> **What the task asks**
Starting from the line containing "What text is on this page?", write out every remaining line exactly, the last one included.

> **Entries provided**
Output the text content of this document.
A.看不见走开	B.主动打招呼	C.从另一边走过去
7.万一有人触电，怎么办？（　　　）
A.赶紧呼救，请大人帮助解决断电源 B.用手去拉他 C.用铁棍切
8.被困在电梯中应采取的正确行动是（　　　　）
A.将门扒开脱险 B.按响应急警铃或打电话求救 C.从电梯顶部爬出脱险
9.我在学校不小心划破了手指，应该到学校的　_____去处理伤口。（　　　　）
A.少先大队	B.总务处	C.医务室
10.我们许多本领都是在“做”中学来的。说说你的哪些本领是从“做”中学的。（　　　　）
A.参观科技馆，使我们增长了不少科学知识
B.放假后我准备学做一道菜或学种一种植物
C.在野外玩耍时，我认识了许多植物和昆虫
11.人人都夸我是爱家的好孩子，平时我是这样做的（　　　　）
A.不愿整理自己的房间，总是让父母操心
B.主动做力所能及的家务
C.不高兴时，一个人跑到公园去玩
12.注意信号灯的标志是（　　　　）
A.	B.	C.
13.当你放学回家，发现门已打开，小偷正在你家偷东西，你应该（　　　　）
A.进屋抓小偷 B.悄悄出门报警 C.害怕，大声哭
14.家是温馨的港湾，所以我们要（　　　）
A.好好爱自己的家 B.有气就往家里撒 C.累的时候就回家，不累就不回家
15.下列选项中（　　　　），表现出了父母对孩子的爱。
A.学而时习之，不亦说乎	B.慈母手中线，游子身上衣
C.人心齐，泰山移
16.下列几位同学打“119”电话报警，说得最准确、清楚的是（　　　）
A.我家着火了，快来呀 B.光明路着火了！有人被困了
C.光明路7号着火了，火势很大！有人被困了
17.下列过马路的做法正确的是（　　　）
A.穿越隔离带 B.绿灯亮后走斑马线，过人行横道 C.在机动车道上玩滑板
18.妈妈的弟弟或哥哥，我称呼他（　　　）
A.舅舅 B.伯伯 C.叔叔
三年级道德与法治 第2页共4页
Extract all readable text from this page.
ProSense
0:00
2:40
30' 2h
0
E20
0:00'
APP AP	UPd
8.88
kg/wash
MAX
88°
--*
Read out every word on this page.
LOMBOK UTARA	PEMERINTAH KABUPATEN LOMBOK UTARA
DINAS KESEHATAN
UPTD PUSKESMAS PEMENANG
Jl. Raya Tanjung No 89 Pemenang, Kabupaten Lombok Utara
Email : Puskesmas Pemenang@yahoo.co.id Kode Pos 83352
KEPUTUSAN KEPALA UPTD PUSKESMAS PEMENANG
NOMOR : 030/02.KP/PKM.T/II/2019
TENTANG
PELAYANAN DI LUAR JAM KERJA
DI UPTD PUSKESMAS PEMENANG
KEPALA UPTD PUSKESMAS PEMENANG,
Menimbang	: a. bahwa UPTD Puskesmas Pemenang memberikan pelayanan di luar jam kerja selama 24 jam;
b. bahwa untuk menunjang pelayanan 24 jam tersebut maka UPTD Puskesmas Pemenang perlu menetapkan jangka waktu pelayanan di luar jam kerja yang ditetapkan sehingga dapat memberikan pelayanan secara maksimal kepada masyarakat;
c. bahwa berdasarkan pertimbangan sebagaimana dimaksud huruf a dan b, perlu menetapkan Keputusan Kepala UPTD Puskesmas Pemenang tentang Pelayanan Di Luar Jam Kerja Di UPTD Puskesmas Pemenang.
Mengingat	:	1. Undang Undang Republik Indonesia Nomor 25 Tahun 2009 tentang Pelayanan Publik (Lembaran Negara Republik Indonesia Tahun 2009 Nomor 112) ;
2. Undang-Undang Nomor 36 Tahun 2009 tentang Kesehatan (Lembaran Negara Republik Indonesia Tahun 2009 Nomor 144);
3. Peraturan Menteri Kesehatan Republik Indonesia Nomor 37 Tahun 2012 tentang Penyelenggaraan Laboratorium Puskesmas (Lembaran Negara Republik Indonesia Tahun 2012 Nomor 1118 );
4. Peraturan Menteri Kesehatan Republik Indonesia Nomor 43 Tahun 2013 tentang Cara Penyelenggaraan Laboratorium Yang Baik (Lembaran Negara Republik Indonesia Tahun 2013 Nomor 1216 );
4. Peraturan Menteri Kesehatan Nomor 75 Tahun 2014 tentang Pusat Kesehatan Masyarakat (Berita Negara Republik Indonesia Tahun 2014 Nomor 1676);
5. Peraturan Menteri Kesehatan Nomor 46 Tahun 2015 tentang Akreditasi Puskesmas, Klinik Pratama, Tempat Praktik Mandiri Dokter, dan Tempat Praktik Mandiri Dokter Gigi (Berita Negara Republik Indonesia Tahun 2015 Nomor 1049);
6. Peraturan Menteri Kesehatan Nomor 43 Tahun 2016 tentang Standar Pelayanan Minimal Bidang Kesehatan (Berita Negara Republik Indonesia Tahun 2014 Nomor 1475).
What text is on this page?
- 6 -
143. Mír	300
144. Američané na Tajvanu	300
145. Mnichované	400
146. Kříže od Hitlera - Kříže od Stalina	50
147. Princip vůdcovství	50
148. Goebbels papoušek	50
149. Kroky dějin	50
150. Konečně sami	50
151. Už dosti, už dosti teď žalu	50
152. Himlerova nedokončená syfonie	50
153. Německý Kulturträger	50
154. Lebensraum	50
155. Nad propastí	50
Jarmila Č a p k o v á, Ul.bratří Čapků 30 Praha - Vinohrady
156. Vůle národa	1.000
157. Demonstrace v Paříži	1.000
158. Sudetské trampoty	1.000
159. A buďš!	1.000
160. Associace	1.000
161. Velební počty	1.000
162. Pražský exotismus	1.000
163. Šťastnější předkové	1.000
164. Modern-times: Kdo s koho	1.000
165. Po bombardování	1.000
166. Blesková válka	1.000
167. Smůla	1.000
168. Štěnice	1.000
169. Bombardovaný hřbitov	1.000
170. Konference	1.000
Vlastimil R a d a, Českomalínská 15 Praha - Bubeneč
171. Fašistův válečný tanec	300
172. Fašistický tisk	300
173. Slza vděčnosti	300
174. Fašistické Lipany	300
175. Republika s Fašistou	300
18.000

> **Final result**
What text is on this page?
- 6 -
143. Mír	300
144. Američané na Tajvanu	300
145. Mnichované	400
146. Kříže od Hitlera - Kříže od Stalina	50
147. Princip vůdcovství	50
148. Goebbels papoušek	50
149. Kroky dějin	50
150. Konečně sami	50
151. Už dosti, už dosti teď žalu	50
152. Himlerova nedokončená syfonie	50
153. Německý Kulturträger	50
154. Lebensraum	50
155. Nad propastí	50
Jarmila Č a p k o v á, Ul.bratří Čapků 30 Praha - Vinohrady
156. Vůle národa	1.000
157. Demonstrace v Paříži	1.000
158. Sudetské trampoty	1.000
159. A buďš!	1.000
160. Associace	1.000
161. Velební počty	1.000
162. Pražský exotismus	1.000
163. Šťastnější předkové	1.000
164. Modern-times: Kdo s koho	1.000
165. Po bombardování	1.000
166. Blesková válka	1.000
167. Smůla	1.000
168. Štěnice	1.000
169. Bombardovaný hřbitov	1.000
170. Konference	1.000
Vlastimil R a d a, Českomalínská 15 Praha - Bubeneč
171. Fašistův válečný tanec	300
172. Fašistický tisk	300
173. Slza vděčnosti	300
174. Fašistické Lipany	300
175. Republika s Fašistou	300
18.000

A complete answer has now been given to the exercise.